Leave out the pictures and repeat the rest of the material exactly.
-------- ENTRIES SHOWN
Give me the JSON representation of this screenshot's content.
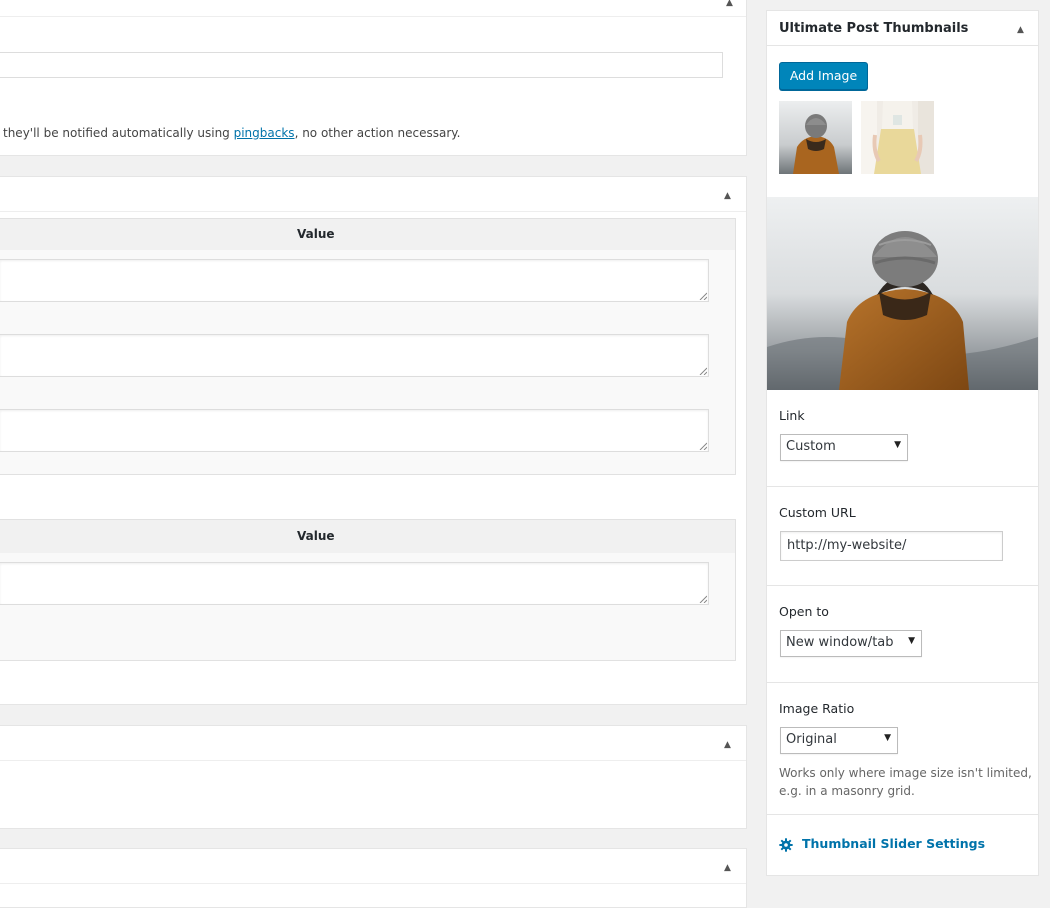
{
  "left_panel": {
    "discussion_text_before": "they'll be notified automatically using ",
    "discussion_link": "pingbacks",
    "discussion_text_after": ", no other action necessary.",
    "custom_fields_value_header_1": "Value",
    "custom_fields_value_header_2": "Value",
    "collapse_icon": "triangle-up-icon"
  },
  "sidebar": {
    "title": "Ultimate Post Thumbnails",
    "add_image_label": "Add Image",
    "thumbnails": [
      {
        "name": "person-hoodie-thumbnail"
      },
      {
        "name": "person-yellow-skirt-thumbnail"
      }
    ],
    "link": {
      "label": "Link",
      "selected": "Custom"
    },
    "custom_url": {
      "label": "Custom URL",
      "value": "http://my-website/"
    },
    "open_to": {
      "label": "Open to",
      "selected": "New window/tab"
    },
    "image_ratio": {
      "label": "Image Ratio",
      "selected": "Original",
      "help_line1": "Works only where image size isn't limited,",
      "help_line2": "e.g. in a masonry grid."
    },
    "settings_link": "Thumbnail Slider Settings",
    "colors": {
      "accent": "#0085ba",
      "link": "#0073aa"
    }
  }
}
----------------
* RESULT OF THE TASK:
Give me the JSON representation of this screenshot's content.
{
  "left_panel": {
    "discussion_text_before": "they'll be notified automatically using ",
    "discussion_link": "pingbacks",
    "discussion_text_after": ", no other action necessary.",
    "custom_fields_value_header_1": "Value",
    "custom_fields_value_header_2": "Value",
    "collapse_icon": "triangle-up-icon"
  },
  "sidebar": {
    "title": "Ultimate Post Thumbnails",
    "add_image_label": "Add Image",
    "thumbnails": [
      {
        "name": "person-hoodie-thumbnail"
      },
      {
        "name": "person-yellow-skirt-thumbnail"
      }
    ],
    "link": {
      "label": "Link",
      "selected": "Custom"
    },
    "custom_url": {
      "label": "Custom URL",
      "value": "http://my-website/"
    },
    "open_to": {
      "label": "Open to",
      "selected": "New window/tab"
    },
    "image_ratio": {
      "label": "Image Ratio",
      "selected": "Original",
      "help_line1": "Works only where image size isn't limited,",
      "help_line2": "e.g. in a masonry grid."
    },
    "settings_link": "Thumbnail Slider Settings",
    "colors": {
      "accent": "#0085ba",
      "link": "#0073aa"
    }
  }
}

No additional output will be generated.